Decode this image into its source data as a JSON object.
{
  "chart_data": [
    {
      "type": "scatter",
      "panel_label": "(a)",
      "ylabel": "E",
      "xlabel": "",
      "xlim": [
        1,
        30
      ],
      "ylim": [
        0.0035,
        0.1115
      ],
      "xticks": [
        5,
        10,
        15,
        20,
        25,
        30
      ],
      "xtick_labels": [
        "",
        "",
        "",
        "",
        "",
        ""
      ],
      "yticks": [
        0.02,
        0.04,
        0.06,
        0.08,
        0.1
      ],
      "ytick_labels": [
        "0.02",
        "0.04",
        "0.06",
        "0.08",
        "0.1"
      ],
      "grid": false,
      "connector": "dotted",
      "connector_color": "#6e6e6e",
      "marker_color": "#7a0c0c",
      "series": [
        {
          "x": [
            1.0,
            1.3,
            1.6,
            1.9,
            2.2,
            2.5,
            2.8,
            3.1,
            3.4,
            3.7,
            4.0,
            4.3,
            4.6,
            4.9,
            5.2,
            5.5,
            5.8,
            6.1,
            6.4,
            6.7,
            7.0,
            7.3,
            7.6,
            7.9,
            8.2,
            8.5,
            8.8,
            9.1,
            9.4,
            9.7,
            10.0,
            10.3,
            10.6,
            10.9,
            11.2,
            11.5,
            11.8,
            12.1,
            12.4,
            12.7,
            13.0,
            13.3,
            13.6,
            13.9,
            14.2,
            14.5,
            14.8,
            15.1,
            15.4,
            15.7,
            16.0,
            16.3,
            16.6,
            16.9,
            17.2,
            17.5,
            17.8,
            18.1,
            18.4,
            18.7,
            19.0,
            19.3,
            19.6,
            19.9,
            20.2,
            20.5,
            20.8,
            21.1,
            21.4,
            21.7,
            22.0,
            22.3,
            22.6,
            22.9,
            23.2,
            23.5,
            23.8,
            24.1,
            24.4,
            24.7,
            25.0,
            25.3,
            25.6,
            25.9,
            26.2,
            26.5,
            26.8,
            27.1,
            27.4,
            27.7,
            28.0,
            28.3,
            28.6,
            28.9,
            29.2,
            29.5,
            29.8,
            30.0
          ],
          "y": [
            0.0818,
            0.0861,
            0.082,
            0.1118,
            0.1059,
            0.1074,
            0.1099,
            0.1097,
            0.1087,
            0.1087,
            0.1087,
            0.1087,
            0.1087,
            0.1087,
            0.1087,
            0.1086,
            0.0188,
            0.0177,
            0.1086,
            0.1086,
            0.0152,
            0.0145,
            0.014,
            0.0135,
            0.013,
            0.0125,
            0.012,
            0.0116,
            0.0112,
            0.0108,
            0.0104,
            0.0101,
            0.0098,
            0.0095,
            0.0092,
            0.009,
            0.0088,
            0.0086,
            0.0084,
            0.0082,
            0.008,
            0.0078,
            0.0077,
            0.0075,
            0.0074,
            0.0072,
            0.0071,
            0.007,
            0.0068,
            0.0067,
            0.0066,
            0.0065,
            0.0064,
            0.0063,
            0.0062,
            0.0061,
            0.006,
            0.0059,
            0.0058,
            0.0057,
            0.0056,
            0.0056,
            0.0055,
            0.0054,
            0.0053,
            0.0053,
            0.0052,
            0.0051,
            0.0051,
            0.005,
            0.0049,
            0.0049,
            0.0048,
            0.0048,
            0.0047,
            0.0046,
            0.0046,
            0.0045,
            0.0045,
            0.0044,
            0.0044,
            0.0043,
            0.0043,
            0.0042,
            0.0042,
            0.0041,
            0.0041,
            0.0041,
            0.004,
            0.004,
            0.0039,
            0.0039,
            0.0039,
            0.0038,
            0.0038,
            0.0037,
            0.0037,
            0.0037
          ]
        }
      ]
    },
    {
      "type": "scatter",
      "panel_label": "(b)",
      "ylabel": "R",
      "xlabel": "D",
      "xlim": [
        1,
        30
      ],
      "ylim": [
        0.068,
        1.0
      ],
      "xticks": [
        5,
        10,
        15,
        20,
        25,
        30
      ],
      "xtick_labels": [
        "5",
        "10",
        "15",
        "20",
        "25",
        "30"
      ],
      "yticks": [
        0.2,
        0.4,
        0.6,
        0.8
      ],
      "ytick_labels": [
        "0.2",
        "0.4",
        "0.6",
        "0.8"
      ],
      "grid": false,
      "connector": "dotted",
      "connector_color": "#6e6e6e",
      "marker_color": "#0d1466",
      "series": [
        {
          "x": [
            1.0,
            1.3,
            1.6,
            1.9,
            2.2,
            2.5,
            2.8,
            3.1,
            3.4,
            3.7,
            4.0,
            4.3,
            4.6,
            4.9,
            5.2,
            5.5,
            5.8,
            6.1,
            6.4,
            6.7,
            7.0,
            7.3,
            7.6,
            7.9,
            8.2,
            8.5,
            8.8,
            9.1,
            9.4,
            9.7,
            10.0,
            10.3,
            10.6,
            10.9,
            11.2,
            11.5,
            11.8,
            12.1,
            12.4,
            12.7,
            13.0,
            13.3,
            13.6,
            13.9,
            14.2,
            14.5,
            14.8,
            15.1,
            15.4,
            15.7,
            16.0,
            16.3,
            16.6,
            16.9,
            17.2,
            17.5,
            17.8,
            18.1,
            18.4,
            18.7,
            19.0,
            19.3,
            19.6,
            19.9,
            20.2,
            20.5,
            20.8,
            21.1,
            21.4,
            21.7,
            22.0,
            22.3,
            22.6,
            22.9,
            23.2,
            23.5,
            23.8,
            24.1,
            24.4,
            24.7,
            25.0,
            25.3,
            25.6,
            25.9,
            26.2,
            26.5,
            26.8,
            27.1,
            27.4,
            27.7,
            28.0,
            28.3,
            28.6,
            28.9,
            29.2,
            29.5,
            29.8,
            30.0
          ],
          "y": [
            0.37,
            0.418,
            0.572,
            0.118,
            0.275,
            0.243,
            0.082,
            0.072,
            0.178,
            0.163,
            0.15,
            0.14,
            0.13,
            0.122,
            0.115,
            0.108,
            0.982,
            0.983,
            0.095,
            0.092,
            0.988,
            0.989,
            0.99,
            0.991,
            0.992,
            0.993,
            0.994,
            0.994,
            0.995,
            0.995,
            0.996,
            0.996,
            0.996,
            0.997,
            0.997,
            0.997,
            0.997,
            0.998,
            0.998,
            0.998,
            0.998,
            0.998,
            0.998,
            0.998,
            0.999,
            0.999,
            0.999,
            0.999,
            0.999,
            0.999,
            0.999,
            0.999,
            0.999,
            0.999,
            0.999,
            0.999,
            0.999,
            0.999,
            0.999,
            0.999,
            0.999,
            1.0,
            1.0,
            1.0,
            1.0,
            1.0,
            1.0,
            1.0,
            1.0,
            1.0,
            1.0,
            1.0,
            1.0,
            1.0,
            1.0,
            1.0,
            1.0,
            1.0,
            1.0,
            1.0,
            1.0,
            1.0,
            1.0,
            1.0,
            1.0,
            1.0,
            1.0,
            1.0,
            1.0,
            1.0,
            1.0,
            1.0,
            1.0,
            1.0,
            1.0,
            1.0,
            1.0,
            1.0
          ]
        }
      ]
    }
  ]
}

* **What this task involves**: Retype the listing. Match it exactly.

* **Output**:
Decode this image into its source data as a JSON object.
{
  "chart_data": [
    {
      "type": "scatter",
      "panel_label": "(a)",
      "ylabel": "E",
      "xlabel": "",
      "xlim": [
        1,
        30
      ],
      "ylim": [
        0.0035,
        0.1115
      ],
      "xticks": [
        5,
        10,
        15,
        20,
        25,
        30
      ],
      "xtick_labels": [
        "",
        "",
        "",
        "",
        "",
        ""
      ],
      "yticks": [
        0.02,
        0.04,
        0.06,
        0.08,
        0.1
      ],
      "ytick_labels": [
        "0.02",
        "0.04",
        "0.06",
        "0.08",
        "0.1"
      ],
      "grid": false,
      "connector": "dotted",
      "connector_color": "#6e6e6e",
      "marker_color": "#7a0c0c",
      "series": [
        {
          "x": [
            1.0,
            1.3,
            1.6,
            1.9,
            2.2,
            2.5,
            2.8,
            3.1,
            3.4,
            3.7,
            4.0,
            4.3,
            4.6,
            4.9,
            5.2,
            5.5,
            5.8,
            6.1,
            6.4,
            6.7,
            7.0,
            7.3,
            7.6,
            7.9,
            8.2,
            8.5,
            8.8,
            9.1,
            9.4,
            9.7,
            10.0,
            10.3,
            10.6,
            10.9,
            11.2,
            11.5,
            11.8,
            12.1,
            12.4,
            12.7,
            13.0,
            13.3,
            13.6,
            13.9,
            14.2,
            14.5,
            14.8,
            15.1,
            15.4,
            15.7,
            16.0,
            16.3,
            16.6,
            16.9,
            17.2,
            17.5,
            17.8,
            18.1,
            18.4,
            18.7,
            19.0,
            19.3,
            19.6,
            19.9,
            20.2,
            20.5,
            20.8,
            21.1,
            21.4,
            21.7,
            22.0,
            22.3,
            22.6,
            22.9,
            23.2,
            23.5,
            23.8,
            24.1,
            24.4,
            24.7,
            25.0,
            25.3,
            25.6,
            25.9,
            26.2,
            26.5,
            26.8,
            27.1,
            27.4,
            27.7,
            28.0,
            28.3,
            28.6,
            28.9,
            29.2,
            29.5,
            29.8,
            30.0
          ],
          "y": [
            0.0818,
            0.0861,
            0.082,
            0.1118,
            0.1059,
            0.1074,
            0.1099,
            0.1097,
            0.1087,
            0.1087,
            0.1087,
            0.1087,
            0.1087,
            0.1087,
            0.1087,
            0.1086,
            0.0188,
            0.0177,
            0.1086,
            0.1086,
            0.0152,
            0.0145,
            0.014,
            0.0135,
            0.013,
            0.0125,
            0.012,
            0.0116,
            0.0112,
            0.0108,
            0.0104,
            0.0101,
            0.0098,
            0.0095,
            0.0092,
            0.009,
            0.0088,
            0.0086,
            0.0084,
            0.0082,
            0.008,
            0.0078,
            0.0077,
            0.0075,
            0.0074,
            0.0072,
            0.0071,
            0.007,
            0.0068,
            0.0067,
            0.0066,
            0.0065,
            0.0064,
            0.0063,
            0.0062,
            0.0061,
            0.006,
            0.0059,
            0.0058,
            0.0057,
            0.0056,
            0.0056,
            0.0055,
            0.0054,
            0.0053,
            0.0053,
            0.0052,
            0.0051,
            0.0051,
            0.005,
            0.0049,
            0.0049,
            0.0048,
            0.0048,
            0.0047,
            0.0046,
            0.0046,
            0.0045,
            0.0045,
            0.0044,
            0.0044,
            0.0043,
            0.0043,
            0.0042,
            0.0042,
            0.0041,
            0.0041,
            0.0041,
            0.004,
            0.004,
            0.0039,
            0.0039,
            0.0039,
            0.0038,
            0.0038,
            0.0037,
            0.0037,
            0.0037
          ]
        }
      ]
    },
    {
      "type": "scatter",
      "panel_label": "(b)",
      "ylabel": "R",
      "xlabel": "D",
      "xlim": [
        1,
        30
      ],
      "ylim": [
        0.068,
        1.0
      ],
      "xticks": [
        5,
        10,
        15,
        20,
        25,
        30
      ],
      "xtick_labels": [
        "5",
        "10",
        "15",
        "20",
        "25",
        "30"
      ],
      "yticks": [
        0.2,
        0.4,
        0.6,
        0.8
      ],
      "ytick_labels": [
        "0.2",
        "0.4",
        "0.6",
        "0.8"
      ],
      "grid": false,
      "connector": "dotted",
      "connector_color": "#6e6e6e",
      "marker_color": "#0d1466",
      "series": [
        {
          "x": [
            1.0,
            1.3,
            1.6,
            1.9,
            2.2,
            2.5,
            2.8,
            3.1,
            3.4,
            3.7,
            4.0,
            4.3,
            4.6,
            4.9,
            5.2,
            5.5,
            5.8,
            6.1,
            6.4,
            6.7,
            7.0,
            7.3,
            7.6,
            7.9,
            8.2,
            8.5,
            8.8,
            9.1,
            9.4,
            9.7,
            10.0,
            10.3,
            10.6,
            10.9,
            11.2,
            11.5,
            11.8,
            12.1,
            12.4,
            12.7,
            13.0,
            13.3,
            13.6,
            13.9,
            14.2,
            14.5,
            14.8,
            15.1,
            15.4,
            15.7,
            16.0,
            16.3,
            16.6,
            16.9,
            17.2,
            17.5,
            17.8,
            18.1,
            18.4,
            18.7,
            19.0,
            19.3,
            19.6,
            19.9,
            20.2,
            20.5,
            20.8,
            21.1,
            21.4,
            21.7,
            22.0,
            22.3,
            22.6,
            22.9,
            23.2,
            23.5,
            23.8,
            24.1,
            24.4,
            24.7,
            25.0,
            25.3,
            25.6,
            25.9,
            26.2,
            26.5,
            26.8,
            27.1,
            27.4,
            27.7,
            28.0,
            28.3,
            28.6,
            28.9,
            29.2,
            29.5,
            29.8,
            30.0
          ],
          "y": [
            0.37,
            0.418,
            0.572,
            0.118,
            0.275,
            0.243,
            0.082,
            0.072,
            0.178,
            0.163,
            0.15,
            0.14,
            0.13,
            0.122,
            0.115,
            0.108,
            0.982,
            0.983,
            0.095,
            0.092,
            0.988,
            0.989,
            0.99,
            0.991,
            0.992,
            0.993,
            0.994,
            0.994,
            0.995,
            0.995,
            0.996,
            0.996,
            0.996,
            0.997,
            0.997,
            0.997,
            0.997,
            0.998,
            0.998,
            0.998,
            0.998,
            0.998,
            0.998,
            0.998,
            0.999,
            0.999,
            0.999,
            0.999,
            0.999,
            0.999,
            0.999,
            0.999,
            0.999,
            0.999,
            0.999,
            0.999,
            0.999,
            0.999,
            0.999,
            0.999,
            0.999,
            1.0,
            1.0,
            1.0,
            1.0,
            1.0,
            1.0,
            1.0,
            1.0,
            1.0,
            1.0,
            1.0,
            1.0,
            1.0,
            1.0,
            1.0,
            1.0,
            1.0,
            1.0,
            1.0,
            1.0,
            1.0,
            1.0,
            1.0,
            1.0,
            1.0,
            1.0,
            1.0,
            1.0,
            1.0,
            1.0,
            1.0,
            1.0,
            1.0,
            1.0,
            1.0,
            1.0,
            1.0
          ]
        }
      ]
    }
  ]
}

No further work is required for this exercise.